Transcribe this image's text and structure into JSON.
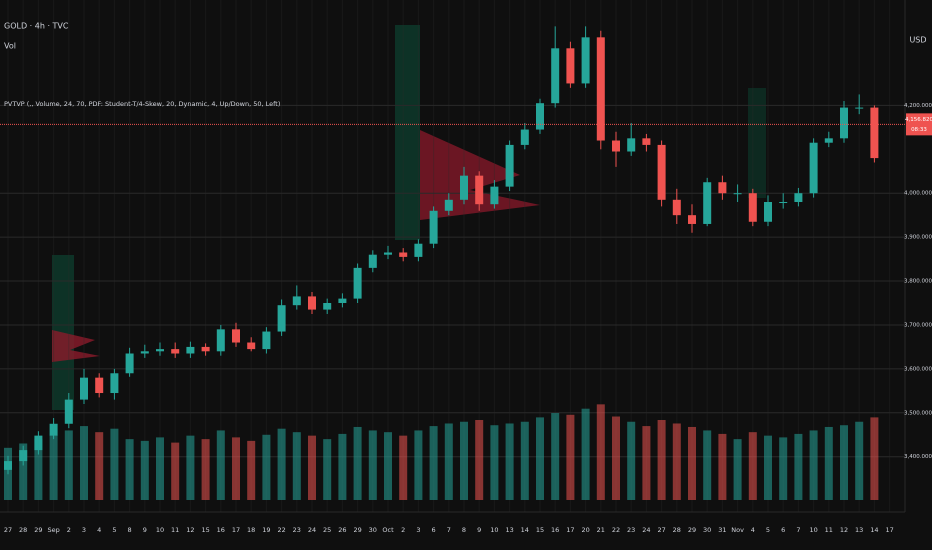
{
  "chart_data": {
    "type": "candlestick",
    "symbol": "GOLD · 4h · TVC",
    "volume_label": "Vol",
    "indicator": "PVTVP (,, Volume, 24, 70, PDF: Student-T/4-Skew, 20, Dynamic, 4, Up/Down, 50, Left)",
    "currency": "USD",
    "categories": [
      "27",
      "28",
      "29",
      "Sep",
      "2",
      "3",
      "4",
      "5",
      "8",
      "9",
      "10",
      "11",
      "12",
      "15",
      "16",
      "17",
      "18",
      "19",
      "22",
      "23",
      "24",
      "25",
      "26",
      "29",
      "30",
      "Oct",
      "2",
      "3",
      "6",
      "7",
      "8",
      "9",
      "10",
      "13",
      "14",
      "15",
      "16",
      "17",
      "20",
      "21",
      "22",
      "23",
      "24",
      "27",
      "28",
      "29",
      "30",
      "31",
      "Nov",
      "4",
      "5",
      "6",
      "7",
      "10",
      "11",
      "12",
      "13",
      "14",
      "17"
    ],
    "open": [
      3370,
      3390,
      3415,
      3448,
      3475,
      3530,
      3580,
      3545,
      3590,
      3635,
      3640,
      3645,
      3635,
      3650,
      3640,
      3690,
      3660,
      3645,
      3685,
      3745,
      3765,
      3735,
      3750,
      3760,
      3830,
      3860,
      3865,
      3855,
      3885,
      3960,
      3985,
      4040,
      3975,
      4015,
      4110,
      4145,
      4205,
      4330,
      4250,
      4355,
      4120,
      4095,
      4125,
      4110,
      3985,
      3950,
      3930,
      4025,
      4000,
      4000,
      3935,
      3980,
      3980,
      4000,
      4115,
      4125,
      4195,
      4195,
      null
    ],
    "high": [
      3402,
      3425,
      3458,
      3488,
      3545,
      3600,
      3590,
      3600,
      3648,
      3655,
      3660,
      3660,
      3662,
      3658,
      3700,
      3705,
      3672,
      3695,
      3758,
      3790,
      3775,
      3760,
      3772,
      3840,
      3870,
      3880,
      3875,
      3895,
      3970,
      4000,
      4060,
      4050,
      4030,
      4120,
      4160,
      4215,
      4380,
      4345,
      4380,
      4370,
      4140,
      4160,
      4135,
      4120,
      4010,
      3975,
      4035,
      4040,
      4020,
      4010,
      3995,
      4000,
      4012,
      4125,
      4140,
      4210,
      4225,
      4200,
      null
    ],
    "low": [
      3360,
      3380,
      3405,
      3440,
      3465,
      3520,
      3535,
      3530,
      3582,
      3625,
      3630,
      3625,
      3625,
      3630,
      3630,
      3650,
      3640,
      3635,
      3675,
      3735,
      3725,
      3725,
      3740,
      3750,
      3820,
      3850,
      3845,
      3845,
      3875,
      3950,
      3975,
      3960,
      3965,
      4005,
      4100,
      4135,
      4195,
      4240,
      4240,
      4100,
      4060,
      4085,
      4095,
      3970,
      3930,
      3910,
      3925,
      3985,
      3980,
      3925,
      3925,
      3965,
      3970,
      3990,
      4105,
      4115,
      4180,
      4070,
      null
    ],
    "close": [
      3390,
      3415,
      3448,
      3475,
      3530,
      3580,
      3545,
      3590,
      3635,
      3640,
      3645,
      3635,
      3650,
      3640,
      3690,
      3660,
      3645,
      3685,
      3745,
      3765,
      3735,
      3750,
      3760,
      3830,
      3860,
      3865,
      3855,
      3885,
      3960,
      3985,
      4040,
      3975,
      4015,
      4110,
      4145,
      4205,
      4330,
      4250,
      4355,
      4120,
      4095,
      4125,
      4110,
      3985,
      3950,
      3930,
      4025,
      4000,
      4000,
      3935,
      3980,
      3980,
      4000,
      4115,
      4125,
      4195,
      4195,
      4080,
      null
    ],
    "volume": [
      60,
      65,
      70,
      75,
      80,
      85,
      78,
      82,
      70,
      68,
      72,
      66,
      74,
      70,
      80,
      72,
      68,
      75,
      82,
      78,
      74,
      70,
      76,
      84,
      80,
      78,
      74,
      80,
      85,
      88,
      90,
      92,
      86,
      88,
      90,
      95,
      100,
      98,
      105,
      110,
      96,
      90,
      85,
      92,
      88,
      84,
      80,
      76,
      70,
      78,
      74,
      72,
      76,
      80,
      84,
      86,
      90,
      95,
      null
    ],
    "up_color": "#26a69a",
    "down_color": "#ef5350",
    "ylim": [
      3290,
      4440
    ],
    "yticks": [
      {
        "value": 3400,
        "label": "3,400.000"
      },
      {
        "value": 3500,
        "label": "3,500.000"
      },
      {
        "value": 3600,
        "label": "3,600.000"
      },
      {
        "value": 3700,
        "label": "3,700.000"
      },
      {
        "value": 3800,
        "label": "3,800.000"
      },
      {
        "value": 3900,
        "label": "3,900.000"
      },
      {
        "value": 4000,
        "label": "4,000.000"
      },
      {
        "value": 4200,
        "label": "4,200.000"
      }
    ],
    "volume_ylim": [
      0,
      115
    ],
    "last_price": {
      "value": 4156.82,
      "label": "4,156.820"
    },
    "countdown": "08:33",
    "grid": true
  }
}
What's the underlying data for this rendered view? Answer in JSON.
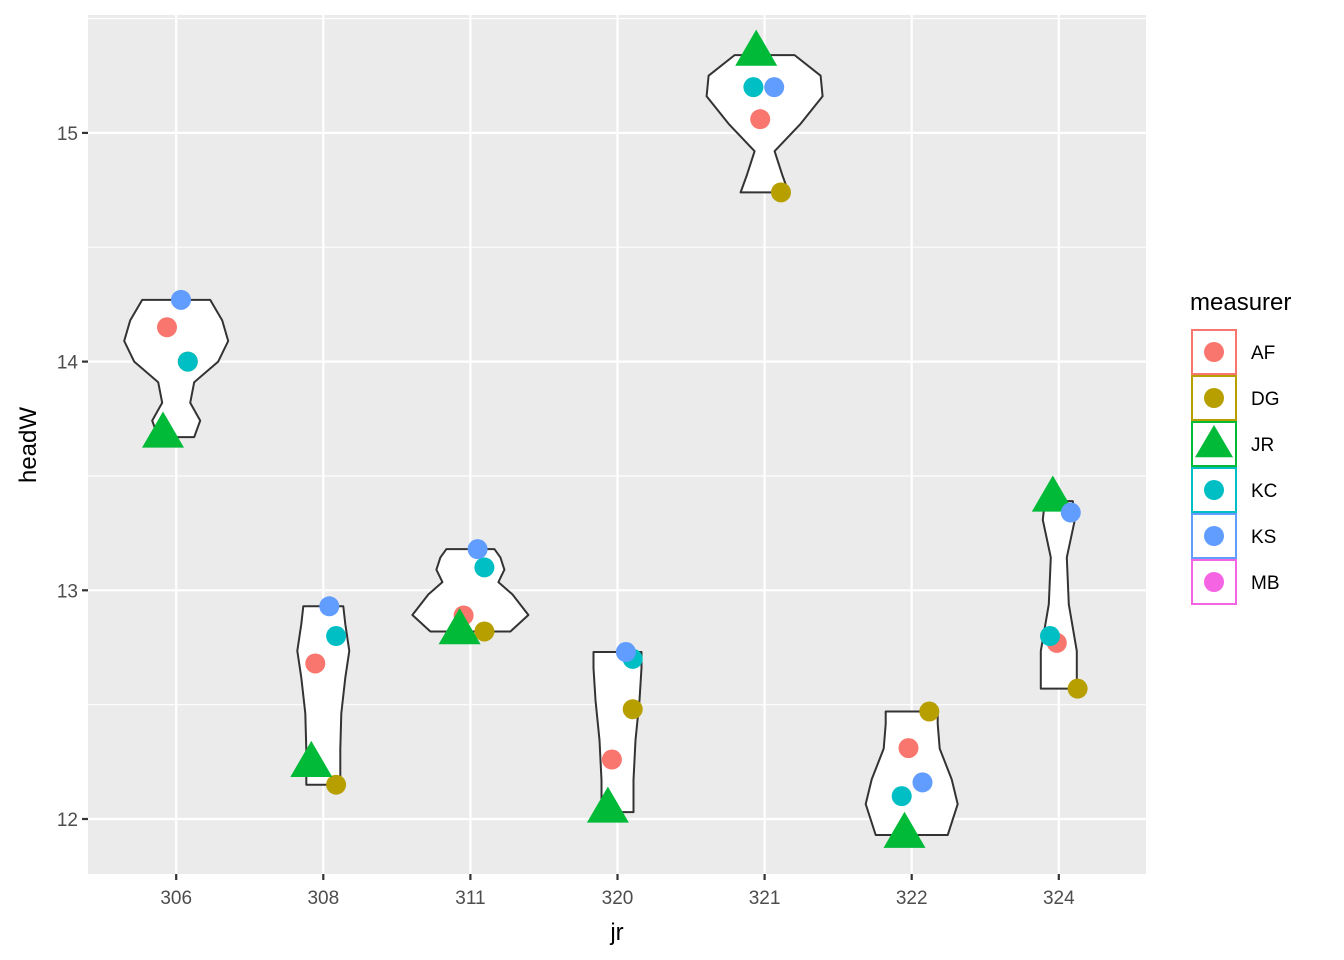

● **WRITTEN TASK**: Make an exact copy of the data, leaving its pictures out.

● **RESPONSE**:
Transcribe this image's text and structure into JSON.
{
  "chart_data": {
    "type": "candlestick",
    "symbol": "GOLD · 4h · TVC",
    "volume_label": "Vol",
    "indicator": "PVTVP (,, Volume, 24, 70, PDF: Student-T/4-Skew, 20, Dynamic, 4, Up/Down, 50, Left)",
    "currency": "USD",
    "categories": [
      "27",
      "28",
      "29",
      "Sep",
      "2",
      "3",
      "4",
      "5",
      "8",
      "9",
      "10",
      "11",
      "12",
      "15",
      "16",
      "17",
      "18",
      "19",
      "22",
      "23",
      "24",
      "25",
      "26",
      "29",
      "30",
      "Oct",
      "2",
      "3",
      "6",
      "7",
      "8",
      "9",
      "10",
      "13",
      "14",
      "15",
      "16",
      "17",
      "20",
      "21",
      "22",
      "23",
      "24",
      "27",
      "28",
      "29",
      "30",
      "31",
      "Nov",
      "4",
      "5",
      "6",
      "7",
      "10",
      "11",
      "12",
      "13",
      "14",
      "17"
    ],
    "open": [
      3370,
      3390,
      3415,
      3448,
      3475,
      3530,
      3580,
      3545,
      3590,
      3635,
      3640,
      3645,
      3635,
      3650,
      3640,
      3690,
      3660,
      3645,
      3685,
      3745,
      3765,
      3735,
      3750,
      3760,
      3830,
      3860,
      3865,
      3855,
      3885,
      3960,
      3985,
      4040,
      3975,
      4015,
      4110,
      4145,
      4205,
      4330,
      4250,
      4355,
      4120,
      4095,
      4125,
      4110,
      3985,
      3950,
      3930,
      4025,
      4000,
      4000,
      3935,
      3980,
      3980,
      4000,
      4115,
      4125,
      4195,
      4195,
      null
    ],
    "high": [
      3402,
      3425,
      3458,
      3488,
      3545,
      3600,
      3590,
      3600,
      3648,
      3655,
      3660,
      3660,
      3662,
      3658,
      3700,
      3705,
      3672,
      3695,
      3758,
      3790,
      3775,
      3760,
      3772,
      3840,
      3870,
      3880,
      3875,
      3895,
      3970,
      4000,
      4060,
      4050,
      4030,
      4120,
      4160,
      4215,
      4380,
      4345,
      4380,
      4370,
      4140,
      4160,
      4135,
      4120,
      4010,
      3975,
      4035,
      4040,
      4020,
      4010,
      3995,
      4000,
      4012,
      4125,
      4140,
      4210,
      4225,
      4200,
      null
    ],
    "low": [
      3360,
      3380,
      3405,
      3440,
      3465,
      3520,
      3535,
      3530,
      3582,
      3625,
      3630,
      3625,
      3625,
      3630,
      3630,
      3650,
      3640,
      3635,
      3675,
      3735,
      3725,
      3725,
      3740,
      3750,
      3820,
      3850,
      3845,
      3845,
      3875,
      3950,
      3975,
      3960,
      3965,
      4005,
      4100,
      4135,
      4195,
      4240,
      4240,
      4100,
      4060,
      4085,
      4095,
      3970,
      3930,
      3910,
      3925,
      3985,
      3980,
      3925,
      3925,
      3965,
      3970,
      3990,
      4105,
      4115,
      4180,
      4070,
      null
    ],
    "close": [
      3390,
      3415,
      3448,
      3475,
      3530,
      3580,
      3545,
      3590,
      3635,
      3640,
      3645,
      3635,
      3650,
      3640,
      3690,
      3660,
      3645,
      3685,
      3745,
      3765,
      3735,
      3750,
      3760,
      3830,
      3860,
      3865,
      3855,
      3885,
      3960,
      3985,
      4040,
      3975,
      4015,
      4110,
      4145,
      4205,
      4330,
      4250,
      4355,
      4120,
      4095,
      4125,
      4110,
      3985,
      3950,
      3930,
      4025,
      4000,
      4000,
      3935,
      3980,
      3980,
      4000,
      4115,
      4125,
      4195,
      4195,
      4080,
      null
    ],
    "volume": [
      60,
      65,
      70,
      75,
      80,
      85,
      78,
      82,
      70,
      68,
      72,
      66,
      74,
      70,
      80,
      72,
      68,
      75,
      82,
      78,
      74,
      70,
      76,
      84,
      80,
      78,
      74,
      80,
      85,
      88,
      90,
      92,
      86,
      88,
      90,
      95,
      100,
      98,
      105,
      110,
      96,
      90,
      85,
      92,
      88,
      84,
      80,
      76,
      70,
      78,
      74,
      72,
      76,
      80,
      84,
      86,
      90,
      95,
      null
    ],
    "up_color": "#26a69a",
    "down_color": "#ef5350",
    "ylim": [
      3290,
      4440
    ],
    "yticks": [
      {
        "value": 3400,
        "label": "3,400.000"
      },
      {
        "value": 3500,
        "label": "3,500.000"
      },
      {
        "value": 3600,
        "label": "3,600.000"
      },
      {
        "value": 3700,
        "label": "3,700.000"
      },
      {
        "value": 3800,
        "label": "3,800.000"
      },
      {
        "value": 3900,
        "label": "3,900.000"
      },
      {
        "value": 4000,
        "label": "4,000.000"
      },
      {
        "value": 4200,
        "label": "4,200.000"
      }
    ],
    "volume_ylim": [
      0,
      115
    ],
    "last_price": {
      "value": 4156.82,
      "label": "4,156.820"
    },
    "countdown": "08:33",
    "grid": true
  }
}
What's the underlying data for this rendered view? Answer in JSON.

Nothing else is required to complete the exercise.